== WHAT TO PRODUCE ==
Look through the data below and return each line where "OISEAU" appears.

Extracted records
◆ ◆ ◆ ◆ ◆ ◆ ◆

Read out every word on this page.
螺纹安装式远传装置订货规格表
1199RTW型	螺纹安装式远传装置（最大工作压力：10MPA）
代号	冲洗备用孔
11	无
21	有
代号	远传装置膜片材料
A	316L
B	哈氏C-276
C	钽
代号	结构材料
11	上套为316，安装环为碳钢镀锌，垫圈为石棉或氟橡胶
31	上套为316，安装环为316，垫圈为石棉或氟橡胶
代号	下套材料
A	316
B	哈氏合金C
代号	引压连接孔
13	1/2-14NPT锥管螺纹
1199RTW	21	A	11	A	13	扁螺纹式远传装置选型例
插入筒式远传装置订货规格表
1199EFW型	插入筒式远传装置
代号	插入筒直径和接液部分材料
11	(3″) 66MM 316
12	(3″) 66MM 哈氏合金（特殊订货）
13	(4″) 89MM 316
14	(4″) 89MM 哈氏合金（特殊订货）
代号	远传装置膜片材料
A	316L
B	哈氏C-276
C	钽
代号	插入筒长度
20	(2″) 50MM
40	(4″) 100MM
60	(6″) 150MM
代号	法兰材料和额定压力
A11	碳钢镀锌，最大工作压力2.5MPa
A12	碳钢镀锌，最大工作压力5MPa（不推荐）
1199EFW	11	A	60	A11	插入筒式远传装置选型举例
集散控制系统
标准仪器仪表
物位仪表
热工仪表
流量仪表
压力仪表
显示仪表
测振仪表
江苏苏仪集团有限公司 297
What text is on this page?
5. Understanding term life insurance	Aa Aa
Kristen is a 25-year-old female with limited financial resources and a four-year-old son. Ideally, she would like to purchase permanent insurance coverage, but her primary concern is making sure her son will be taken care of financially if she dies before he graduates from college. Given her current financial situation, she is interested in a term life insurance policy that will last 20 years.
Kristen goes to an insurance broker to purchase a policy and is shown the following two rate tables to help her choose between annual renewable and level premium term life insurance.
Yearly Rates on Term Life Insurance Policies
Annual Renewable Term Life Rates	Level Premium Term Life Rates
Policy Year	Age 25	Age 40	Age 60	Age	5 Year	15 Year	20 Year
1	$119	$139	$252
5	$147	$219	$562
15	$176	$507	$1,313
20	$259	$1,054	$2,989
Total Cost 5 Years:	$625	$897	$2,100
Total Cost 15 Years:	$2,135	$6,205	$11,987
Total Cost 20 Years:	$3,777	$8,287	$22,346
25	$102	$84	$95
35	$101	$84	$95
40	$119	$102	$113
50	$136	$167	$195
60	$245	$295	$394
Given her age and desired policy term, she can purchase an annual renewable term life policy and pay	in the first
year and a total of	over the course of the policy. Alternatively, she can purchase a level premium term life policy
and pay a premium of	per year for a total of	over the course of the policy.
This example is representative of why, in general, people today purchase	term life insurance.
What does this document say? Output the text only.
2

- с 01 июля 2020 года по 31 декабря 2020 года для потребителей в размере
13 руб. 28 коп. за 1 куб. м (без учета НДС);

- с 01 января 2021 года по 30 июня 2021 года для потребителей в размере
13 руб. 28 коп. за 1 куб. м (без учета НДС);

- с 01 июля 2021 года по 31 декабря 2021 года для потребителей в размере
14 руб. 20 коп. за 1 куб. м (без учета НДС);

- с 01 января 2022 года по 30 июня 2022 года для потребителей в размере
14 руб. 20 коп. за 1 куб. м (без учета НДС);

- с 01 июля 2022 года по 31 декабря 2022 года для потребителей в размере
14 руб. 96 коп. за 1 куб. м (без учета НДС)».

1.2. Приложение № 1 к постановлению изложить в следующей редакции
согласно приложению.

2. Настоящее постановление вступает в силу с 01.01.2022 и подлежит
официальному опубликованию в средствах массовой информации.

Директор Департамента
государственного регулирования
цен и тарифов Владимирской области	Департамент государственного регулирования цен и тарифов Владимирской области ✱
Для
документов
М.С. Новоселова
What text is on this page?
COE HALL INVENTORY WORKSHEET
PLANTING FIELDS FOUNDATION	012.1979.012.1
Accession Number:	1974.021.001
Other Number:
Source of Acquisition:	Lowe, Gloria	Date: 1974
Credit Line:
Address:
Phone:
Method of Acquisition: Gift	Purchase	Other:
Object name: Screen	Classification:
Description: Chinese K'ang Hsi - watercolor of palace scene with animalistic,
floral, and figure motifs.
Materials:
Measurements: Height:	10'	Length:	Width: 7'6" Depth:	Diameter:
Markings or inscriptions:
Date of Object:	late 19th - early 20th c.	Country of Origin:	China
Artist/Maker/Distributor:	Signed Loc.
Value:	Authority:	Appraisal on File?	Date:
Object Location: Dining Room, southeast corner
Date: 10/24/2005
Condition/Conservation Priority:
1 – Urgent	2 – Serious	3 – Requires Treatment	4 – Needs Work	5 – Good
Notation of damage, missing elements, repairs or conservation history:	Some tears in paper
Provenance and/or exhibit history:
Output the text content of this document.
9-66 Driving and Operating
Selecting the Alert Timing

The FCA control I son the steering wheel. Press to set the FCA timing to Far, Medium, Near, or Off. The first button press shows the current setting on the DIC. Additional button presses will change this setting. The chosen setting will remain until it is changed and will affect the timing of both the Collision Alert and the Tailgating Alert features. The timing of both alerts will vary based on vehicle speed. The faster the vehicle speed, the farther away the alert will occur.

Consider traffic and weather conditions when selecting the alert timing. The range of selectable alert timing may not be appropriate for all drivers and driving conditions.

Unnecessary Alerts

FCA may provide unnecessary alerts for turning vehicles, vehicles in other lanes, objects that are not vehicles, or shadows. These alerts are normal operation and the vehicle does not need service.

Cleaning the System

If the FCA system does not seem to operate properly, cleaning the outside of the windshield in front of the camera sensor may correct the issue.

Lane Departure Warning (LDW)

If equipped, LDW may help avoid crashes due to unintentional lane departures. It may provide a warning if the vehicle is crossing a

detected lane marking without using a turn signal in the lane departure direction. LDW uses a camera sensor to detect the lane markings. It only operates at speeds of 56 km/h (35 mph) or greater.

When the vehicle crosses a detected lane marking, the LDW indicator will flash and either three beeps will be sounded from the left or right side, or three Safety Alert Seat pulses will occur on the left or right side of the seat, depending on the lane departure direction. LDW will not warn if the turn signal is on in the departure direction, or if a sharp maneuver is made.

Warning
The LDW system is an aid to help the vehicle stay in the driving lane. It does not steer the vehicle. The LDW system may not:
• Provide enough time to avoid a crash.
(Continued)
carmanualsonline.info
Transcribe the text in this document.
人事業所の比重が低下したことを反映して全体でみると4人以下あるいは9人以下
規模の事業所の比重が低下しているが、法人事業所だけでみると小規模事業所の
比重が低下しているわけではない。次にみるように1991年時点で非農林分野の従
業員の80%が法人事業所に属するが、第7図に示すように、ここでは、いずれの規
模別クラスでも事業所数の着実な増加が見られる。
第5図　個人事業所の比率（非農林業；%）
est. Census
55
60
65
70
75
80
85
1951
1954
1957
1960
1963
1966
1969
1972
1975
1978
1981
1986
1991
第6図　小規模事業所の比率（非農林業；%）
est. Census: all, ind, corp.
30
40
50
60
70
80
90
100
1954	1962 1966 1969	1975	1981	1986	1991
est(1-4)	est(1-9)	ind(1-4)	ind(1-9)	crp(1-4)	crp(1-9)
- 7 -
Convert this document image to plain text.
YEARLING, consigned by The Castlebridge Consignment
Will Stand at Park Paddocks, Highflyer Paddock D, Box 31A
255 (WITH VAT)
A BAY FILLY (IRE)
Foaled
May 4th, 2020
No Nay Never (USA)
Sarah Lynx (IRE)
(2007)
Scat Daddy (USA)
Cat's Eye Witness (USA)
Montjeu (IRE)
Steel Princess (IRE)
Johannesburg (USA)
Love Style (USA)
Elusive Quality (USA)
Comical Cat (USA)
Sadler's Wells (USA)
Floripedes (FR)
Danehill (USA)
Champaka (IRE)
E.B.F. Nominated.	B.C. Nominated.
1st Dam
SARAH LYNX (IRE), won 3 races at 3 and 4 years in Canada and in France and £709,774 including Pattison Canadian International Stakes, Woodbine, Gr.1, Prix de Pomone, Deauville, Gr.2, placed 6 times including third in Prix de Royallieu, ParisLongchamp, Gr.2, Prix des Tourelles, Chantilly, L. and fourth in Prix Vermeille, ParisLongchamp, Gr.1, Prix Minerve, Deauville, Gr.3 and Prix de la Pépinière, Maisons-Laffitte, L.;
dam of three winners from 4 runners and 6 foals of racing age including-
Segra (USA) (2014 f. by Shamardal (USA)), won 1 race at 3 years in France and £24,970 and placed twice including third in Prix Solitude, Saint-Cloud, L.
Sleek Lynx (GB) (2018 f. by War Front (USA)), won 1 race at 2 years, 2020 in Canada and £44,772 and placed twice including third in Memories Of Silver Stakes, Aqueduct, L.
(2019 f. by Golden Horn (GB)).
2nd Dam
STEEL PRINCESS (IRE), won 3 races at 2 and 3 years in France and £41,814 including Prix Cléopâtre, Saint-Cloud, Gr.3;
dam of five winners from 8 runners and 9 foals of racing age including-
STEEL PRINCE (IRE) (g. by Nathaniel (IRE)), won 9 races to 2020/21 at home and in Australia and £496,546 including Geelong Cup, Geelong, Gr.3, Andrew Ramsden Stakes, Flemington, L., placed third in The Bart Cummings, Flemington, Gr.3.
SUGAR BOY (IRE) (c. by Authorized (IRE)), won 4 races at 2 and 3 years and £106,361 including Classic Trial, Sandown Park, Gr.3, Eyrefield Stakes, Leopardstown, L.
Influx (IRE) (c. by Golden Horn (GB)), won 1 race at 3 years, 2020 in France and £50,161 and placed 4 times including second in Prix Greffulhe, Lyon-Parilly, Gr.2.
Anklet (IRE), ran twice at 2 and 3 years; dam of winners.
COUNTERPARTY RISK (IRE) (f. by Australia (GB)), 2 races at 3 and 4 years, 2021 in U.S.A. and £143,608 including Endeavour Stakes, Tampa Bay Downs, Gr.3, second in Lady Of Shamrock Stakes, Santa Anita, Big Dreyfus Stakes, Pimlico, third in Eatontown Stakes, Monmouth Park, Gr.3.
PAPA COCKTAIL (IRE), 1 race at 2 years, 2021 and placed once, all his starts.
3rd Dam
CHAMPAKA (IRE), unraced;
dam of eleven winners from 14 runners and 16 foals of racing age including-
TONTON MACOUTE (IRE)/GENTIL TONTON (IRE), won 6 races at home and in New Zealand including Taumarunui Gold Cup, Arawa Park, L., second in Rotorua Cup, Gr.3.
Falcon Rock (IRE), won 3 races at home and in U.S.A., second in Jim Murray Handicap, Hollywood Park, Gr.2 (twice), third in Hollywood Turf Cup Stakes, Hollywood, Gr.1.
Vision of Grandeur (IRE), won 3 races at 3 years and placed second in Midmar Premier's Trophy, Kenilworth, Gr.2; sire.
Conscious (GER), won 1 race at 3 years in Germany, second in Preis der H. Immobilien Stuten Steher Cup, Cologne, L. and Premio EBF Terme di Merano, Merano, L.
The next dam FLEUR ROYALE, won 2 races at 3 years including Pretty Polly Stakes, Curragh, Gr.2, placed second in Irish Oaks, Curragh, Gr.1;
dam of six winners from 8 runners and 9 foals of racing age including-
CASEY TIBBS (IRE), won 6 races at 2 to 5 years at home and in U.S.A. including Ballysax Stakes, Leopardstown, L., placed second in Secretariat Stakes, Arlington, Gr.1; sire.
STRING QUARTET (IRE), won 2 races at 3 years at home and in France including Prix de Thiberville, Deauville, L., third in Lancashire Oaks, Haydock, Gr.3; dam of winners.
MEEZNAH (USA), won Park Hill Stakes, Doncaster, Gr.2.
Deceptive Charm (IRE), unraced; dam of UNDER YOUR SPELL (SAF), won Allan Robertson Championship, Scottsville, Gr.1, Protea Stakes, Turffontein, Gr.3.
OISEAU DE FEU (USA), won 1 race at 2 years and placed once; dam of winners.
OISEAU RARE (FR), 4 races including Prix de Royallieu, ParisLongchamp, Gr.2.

◆ ◆ ◆ ◆ ◆ ◆ ◆

== ANSWER TO THE EXERCISE ==
OISEAU DE FEU (USA), won 1 race at 2 years and placed once; dam of winners.
OISEAU RARE (FR), 4 races including Prix de Royallieu, ParisLongchamp, Gr.2.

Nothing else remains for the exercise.